(Data records)
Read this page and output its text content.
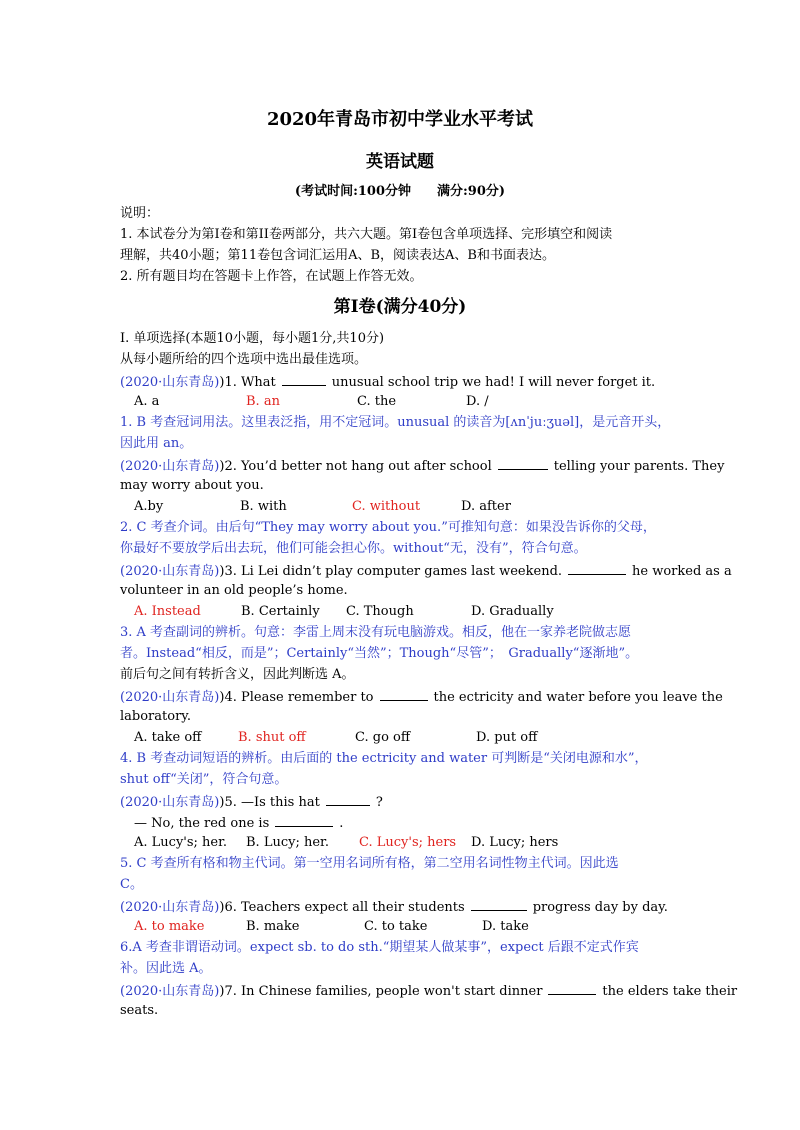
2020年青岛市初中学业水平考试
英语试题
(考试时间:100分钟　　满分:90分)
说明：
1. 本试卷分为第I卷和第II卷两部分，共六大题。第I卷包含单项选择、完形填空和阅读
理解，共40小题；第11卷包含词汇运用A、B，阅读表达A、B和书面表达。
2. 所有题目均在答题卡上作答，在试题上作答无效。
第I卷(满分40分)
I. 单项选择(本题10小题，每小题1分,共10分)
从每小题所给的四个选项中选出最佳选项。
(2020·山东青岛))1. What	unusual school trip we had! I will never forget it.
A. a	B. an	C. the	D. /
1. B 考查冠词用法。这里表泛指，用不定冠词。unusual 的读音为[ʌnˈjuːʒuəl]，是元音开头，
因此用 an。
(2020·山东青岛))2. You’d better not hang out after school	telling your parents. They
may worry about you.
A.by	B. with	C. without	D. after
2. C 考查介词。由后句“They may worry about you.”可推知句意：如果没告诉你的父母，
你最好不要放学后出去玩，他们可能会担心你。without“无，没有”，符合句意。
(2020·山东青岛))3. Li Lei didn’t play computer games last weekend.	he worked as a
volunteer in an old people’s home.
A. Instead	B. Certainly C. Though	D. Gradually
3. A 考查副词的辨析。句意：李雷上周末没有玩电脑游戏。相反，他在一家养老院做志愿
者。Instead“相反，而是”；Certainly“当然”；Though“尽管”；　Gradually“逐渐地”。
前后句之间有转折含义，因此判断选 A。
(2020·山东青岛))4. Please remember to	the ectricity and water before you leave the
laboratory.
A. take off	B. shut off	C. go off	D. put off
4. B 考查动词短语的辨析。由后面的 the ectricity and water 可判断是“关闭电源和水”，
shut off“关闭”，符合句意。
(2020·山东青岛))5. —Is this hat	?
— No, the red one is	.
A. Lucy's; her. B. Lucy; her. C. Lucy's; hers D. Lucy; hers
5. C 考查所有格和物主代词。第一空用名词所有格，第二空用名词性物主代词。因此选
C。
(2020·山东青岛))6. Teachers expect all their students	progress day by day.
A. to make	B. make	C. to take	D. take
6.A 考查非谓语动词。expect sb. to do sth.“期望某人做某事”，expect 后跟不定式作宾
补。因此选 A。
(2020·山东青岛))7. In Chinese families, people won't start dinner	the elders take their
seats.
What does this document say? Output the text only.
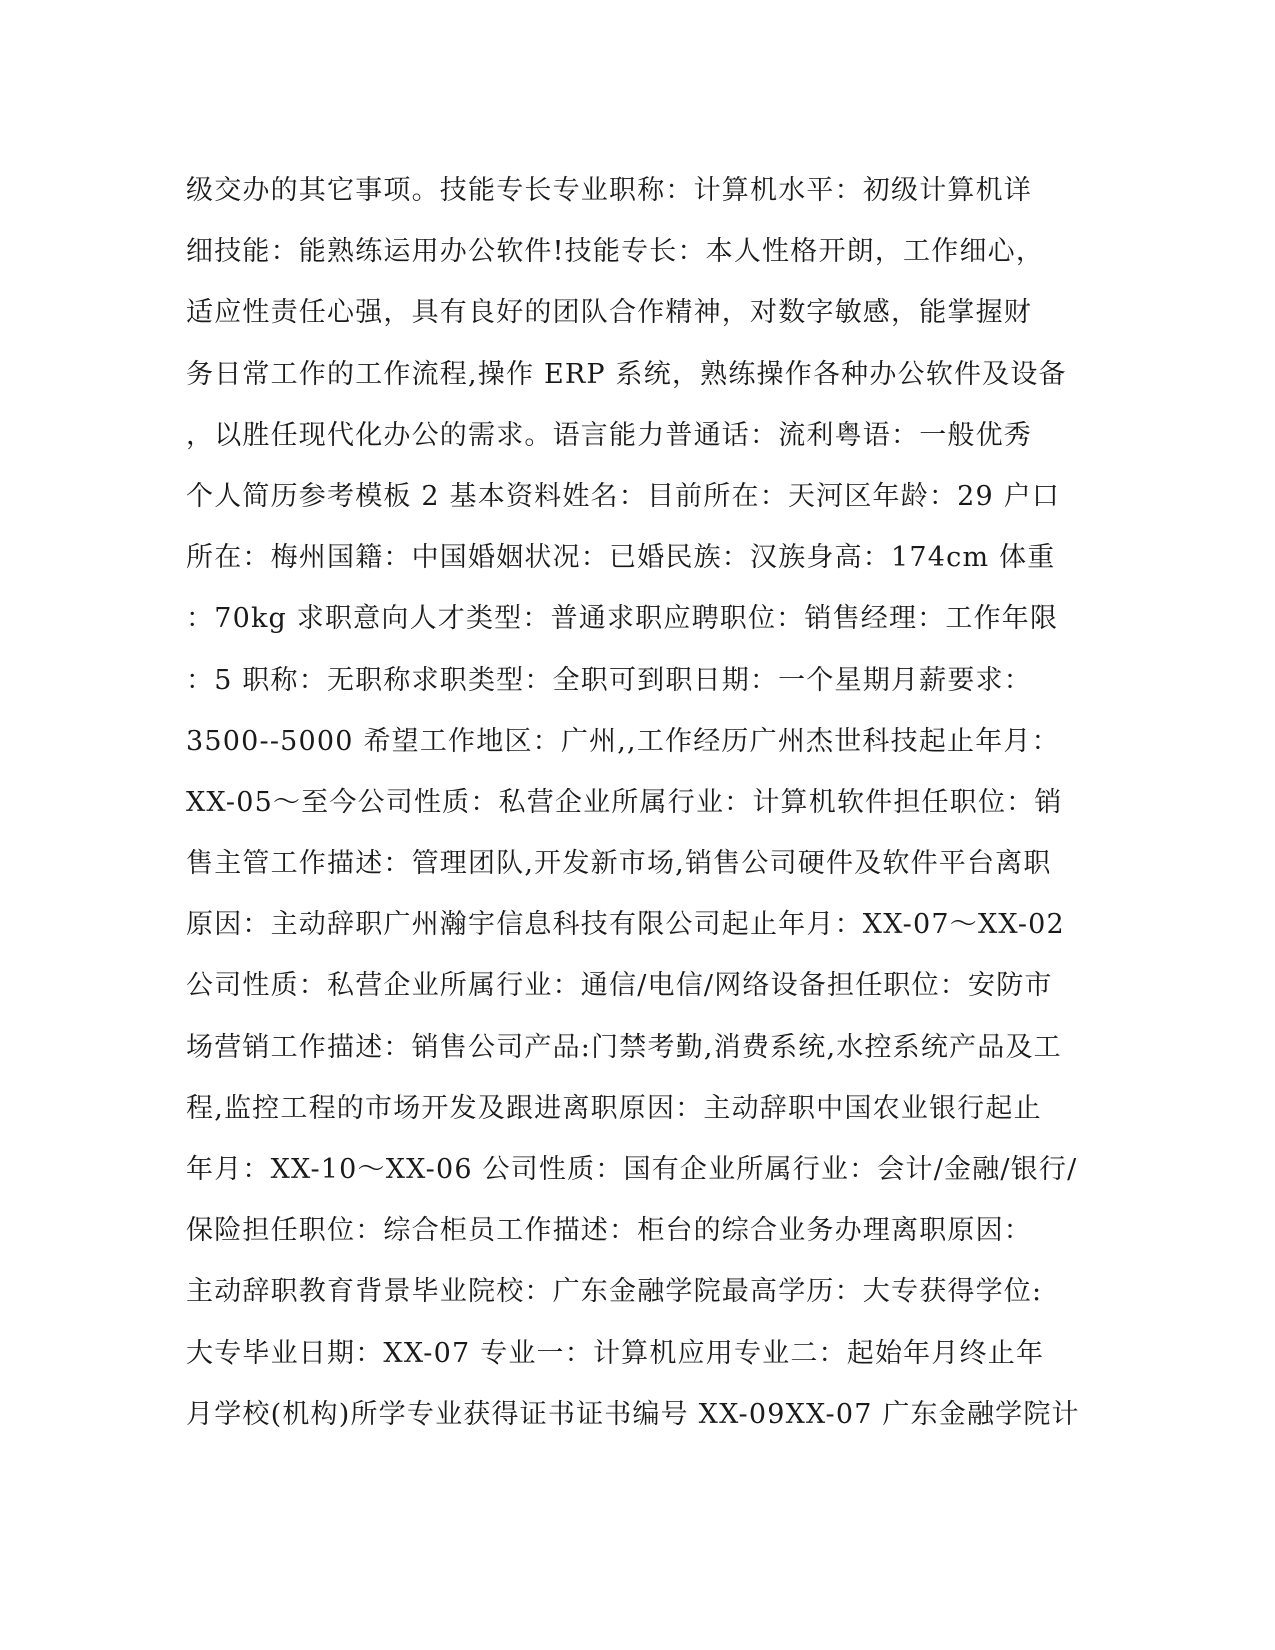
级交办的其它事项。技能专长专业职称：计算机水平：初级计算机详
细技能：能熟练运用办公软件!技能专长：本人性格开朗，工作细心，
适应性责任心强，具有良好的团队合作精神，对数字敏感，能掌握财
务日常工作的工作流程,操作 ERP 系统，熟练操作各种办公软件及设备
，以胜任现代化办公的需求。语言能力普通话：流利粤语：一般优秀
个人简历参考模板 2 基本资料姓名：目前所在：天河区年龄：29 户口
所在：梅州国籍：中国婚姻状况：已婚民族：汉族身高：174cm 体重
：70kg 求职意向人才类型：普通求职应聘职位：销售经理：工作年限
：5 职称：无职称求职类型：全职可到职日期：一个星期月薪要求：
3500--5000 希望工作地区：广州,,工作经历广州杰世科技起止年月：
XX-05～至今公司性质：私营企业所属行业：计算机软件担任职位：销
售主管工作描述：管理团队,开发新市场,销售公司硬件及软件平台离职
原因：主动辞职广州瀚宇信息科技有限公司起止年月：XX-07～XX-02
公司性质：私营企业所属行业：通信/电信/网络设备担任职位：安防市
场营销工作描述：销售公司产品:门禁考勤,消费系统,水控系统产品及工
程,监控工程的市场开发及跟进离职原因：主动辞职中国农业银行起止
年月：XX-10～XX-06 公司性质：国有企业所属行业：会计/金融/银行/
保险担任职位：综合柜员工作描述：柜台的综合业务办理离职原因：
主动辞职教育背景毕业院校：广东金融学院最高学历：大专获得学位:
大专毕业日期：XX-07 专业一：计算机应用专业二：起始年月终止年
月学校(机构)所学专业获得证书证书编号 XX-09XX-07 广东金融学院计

### REQUIREMENT
Your task is to transcribe all of the records precisely, with no images included.

### WRITTEN ANSWER
Read this page and output its text content.
2020年青岛市初中学业水平考试
英语试题
(考试时间:100分钟　　满分:90分)
说明：
1. 本试卷分为第I卷和第II卷两部分，共六大题。第I卷包含单项选择、完形填空和阅读
理解，共40小题；第11卷包含词汇运用A、B，阅读表达A、B和书面表达。
2. 所有题目均在答题卡上作答，在试题上作答无效。
第I卷(满分40分)
I. 单项选择(本题10小题，每小题1分,共10分)
从每小题所给的四个选项中选出最佳选项。
(2020·山东青岛))1. What	unusual school trip we had! I will never forget it.
A. a	B. an	C. the	D. /
1. B 考查冠词用法。这里表泛指，用不定冠词。unusual 的读音为[ʌnˈjuːʒuəl]，是元音开头，
因此用 an。
(2020·山东青岛))2. You’d better not hang out after school	telling your parents. They
may worry about you.
A.by	B. with	C. without	D. after
2. C 考查介词。由后句“They may worry about you.”可推知句意：如果没告诉你的父母，
你最好不要放学后出去玩，他们可能会担心你。without“无，没有”，符合句意。
(2020·山东青岛))3. Li Lei didn’t play computer games last weekend.	he worked as a
volunteer in an old people’s home.
A. Instead	B. Certainly C. Though	D. Gradually
3. A 考查副词的辨析。句意：李雷上周末没有玩电脑游戏。相反，他在一家养老院做志愿
者。Instead“相反，而是”；Certainly“当然”；Though“尽管”；　Gradually“逐渐地”。
前后句之间有转折含义，因此判断选 A。
(2020·山东青岛))4. Please remember to	the ectricity and water before you leave the
laboratory.
A. take off	B. shut off	C. go off	D. put off
4. B 考查动词短语的辨析。由后面的 the ectricity and water 可判断是“关闭电源和水”，
shut off“关闭”，符合句意。
(2020·山东青岛))5. —Is this hat	?
— No, the red one is	.
A. Lucy's; her. B. Lucy; her. C. Lucy's; hers D. Lucy; hers
5. C 考查所有格和物主代词。第一空用名词所有格，第二空用名词性物主代词。因此选
C。
(2020·山东青岛))6. Teachers expect all their students	progress day by day.
A. to make	B. make	C. to take	D. take
6.A 考查非谓语动词。expect sb. to do sth.“期望某人做某事”，expect 后跟不定式作宾
补。因此选 A。
(2020·山东青岛))7. In Chinese families, people won't start dinner	the elders take their
seats.
What does this document say? Output the text only.
级交办的其它事项。技能专长专业职称：计算机水平：初级计算机详
细技能：能熟练运用办公软件!技能专长：本人性格开朗，工作细心，
适应性责任心强，具有良好的团队合作精神，对数字敏感，能掌握财
务日常工作的工作流程,操作 ERP 系统，熟练操作各种办公软件及设备
，以胜任现代化办公的需求。语言能力普通话：流利粤语：一般优秀
个人简历参考模板 2 基本资料姓名：目前所在：天河区年龄：29 户口
所在：梅州国籍：中国婚姻状况：已婚民族：汉族身高：174cm 体重
：70kg 求职意向人才类型：普通求职应聘职位：销售经理：工作年限
：5 职称：无职称求职类型：全职可到职日期：一个星期月薪要求：
3500--5000 希望工作地区：广州,,工作经历广州杰世科技起止年月：
XX-05～至今公司性质：私营企业所属行业：计算机软件担任职位：销
售主管工作描述：管理团队,开发新市场,销售公司硬件及软件平台离职
原因：主动辞职广州瀚宇信息科技有限公司起止年月：XX-07～XX-02
公司性质：私营企业所属行业：通信/电信/网络设备担任职位：安防市
场营销工作描述：销售公司产品:门禁考勤,消费系统,水控系统产品及工
程,监控工程的市场开发及跟进离职原因：主动辞职中国农业银行起止
年月：XX-10～XX-06 公司性质：国有企业所属行业：会计/金融/银行/
保险担任职位：综合柜员工作描述：柜台的综合业务办理离职原因：
主动辞职教育背景毕业院校：广东金融学院最高学历：大专获得学位:
大专毕业日期：XX-07 专业一：计算机应用专业二：起始年月终止年
月学校(机构)所学专业获得证书证书编号 XX-09XX-07 广东金融学院计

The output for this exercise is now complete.